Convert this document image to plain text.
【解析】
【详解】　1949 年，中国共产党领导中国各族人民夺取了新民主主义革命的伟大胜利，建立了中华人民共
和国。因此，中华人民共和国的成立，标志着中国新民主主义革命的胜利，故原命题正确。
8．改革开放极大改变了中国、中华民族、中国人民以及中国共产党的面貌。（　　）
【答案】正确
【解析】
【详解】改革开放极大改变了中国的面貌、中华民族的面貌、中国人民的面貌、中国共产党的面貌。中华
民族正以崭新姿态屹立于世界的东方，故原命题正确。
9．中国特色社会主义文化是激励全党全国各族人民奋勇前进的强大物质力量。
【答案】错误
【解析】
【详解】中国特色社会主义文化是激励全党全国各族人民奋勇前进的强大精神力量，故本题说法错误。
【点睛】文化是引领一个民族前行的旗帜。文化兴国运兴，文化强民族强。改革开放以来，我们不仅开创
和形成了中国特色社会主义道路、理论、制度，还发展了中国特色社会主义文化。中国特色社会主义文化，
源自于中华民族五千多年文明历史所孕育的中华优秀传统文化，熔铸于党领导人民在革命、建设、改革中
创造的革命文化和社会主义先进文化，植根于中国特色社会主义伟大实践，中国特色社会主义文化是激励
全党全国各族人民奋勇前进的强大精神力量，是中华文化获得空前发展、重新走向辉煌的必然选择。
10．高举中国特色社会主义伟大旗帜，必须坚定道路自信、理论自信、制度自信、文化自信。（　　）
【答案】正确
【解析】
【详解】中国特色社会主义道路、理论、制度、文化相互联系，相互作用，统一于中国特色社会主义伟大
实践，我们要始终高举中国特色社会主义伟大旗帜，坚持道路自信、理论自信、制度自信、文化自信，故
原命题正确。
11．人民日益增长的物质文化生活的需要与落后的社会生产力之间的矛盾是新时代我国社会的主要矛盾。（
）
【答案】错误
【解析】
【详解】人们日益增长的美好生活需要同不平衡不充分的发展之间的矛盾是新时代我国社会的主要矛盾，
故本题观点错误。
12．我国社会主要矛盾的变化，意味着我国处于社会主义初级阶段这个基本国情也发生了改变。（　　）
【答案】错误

#####

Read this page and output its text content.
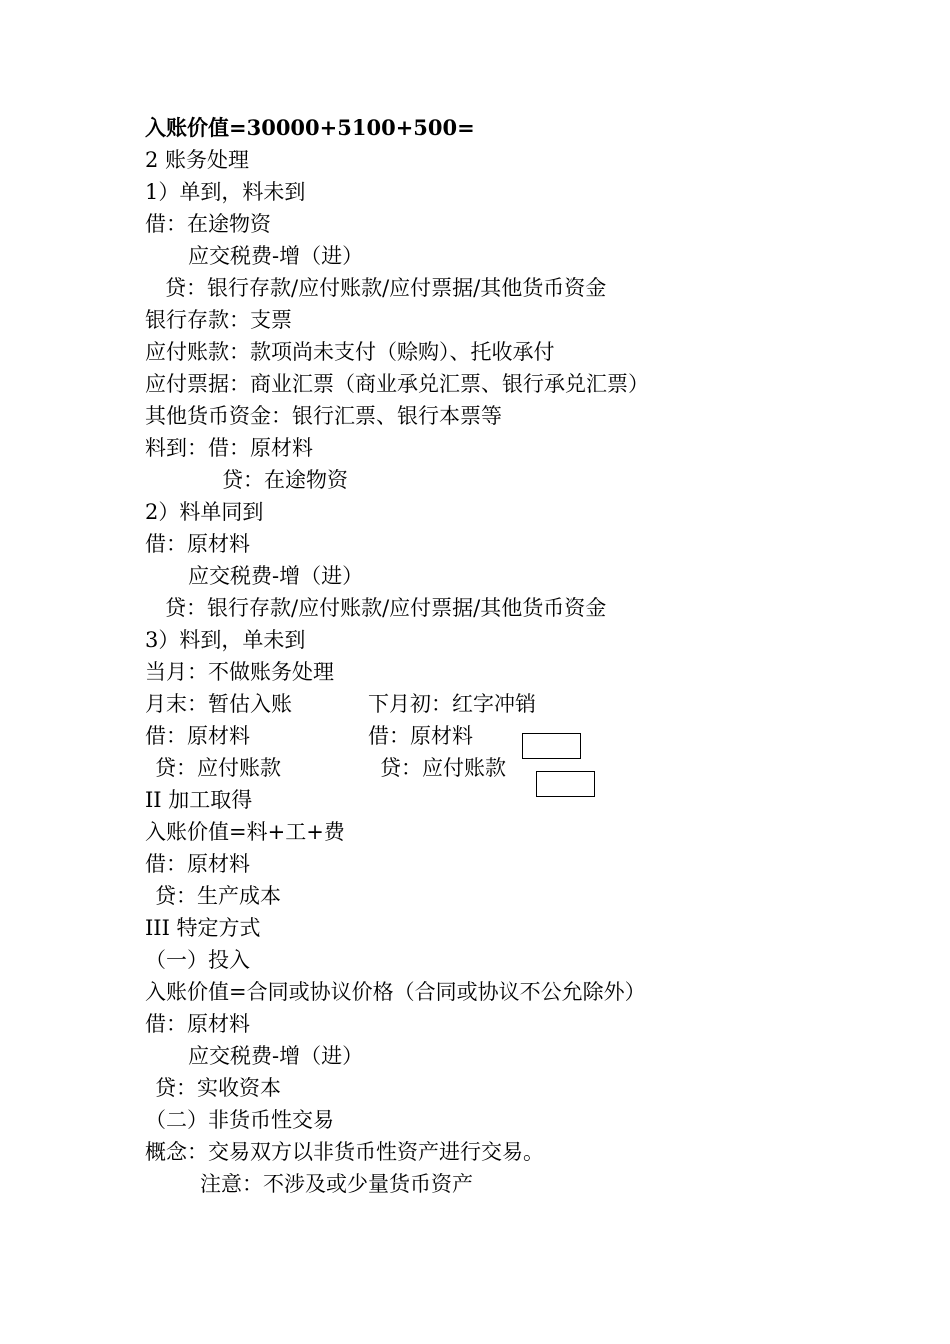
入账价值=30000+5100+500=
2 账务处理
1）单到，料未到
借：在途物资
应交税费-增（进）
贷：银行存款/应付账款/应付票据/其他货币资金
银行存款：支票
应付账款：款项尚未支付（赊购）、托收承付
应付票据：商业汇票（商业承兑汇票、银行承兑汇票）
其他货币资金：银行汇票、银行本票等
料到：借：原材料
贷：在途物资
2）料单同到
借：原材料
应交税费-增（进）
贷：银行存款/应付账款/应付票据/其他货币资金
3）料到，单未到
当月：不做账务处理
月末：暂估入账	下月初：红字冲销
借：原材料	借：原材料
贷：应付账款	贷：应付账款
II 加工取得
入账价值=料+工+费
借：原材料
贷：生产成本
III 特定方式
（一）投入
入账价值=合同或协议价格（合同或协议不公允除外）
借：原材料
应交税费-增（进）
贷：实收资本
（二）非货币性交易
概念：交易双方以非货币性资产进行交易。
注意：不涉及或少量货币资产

#####

Goal:
Select the lines in this material that hold the word "故原命题正确", leaving none out.

Output of the task:
和国。因此，中华人民共和国的成立，标志着中国新民主主义革命的胜利，故原命题正确。
民族正以崭新姿态屹立于世界的东方，故原命题正确。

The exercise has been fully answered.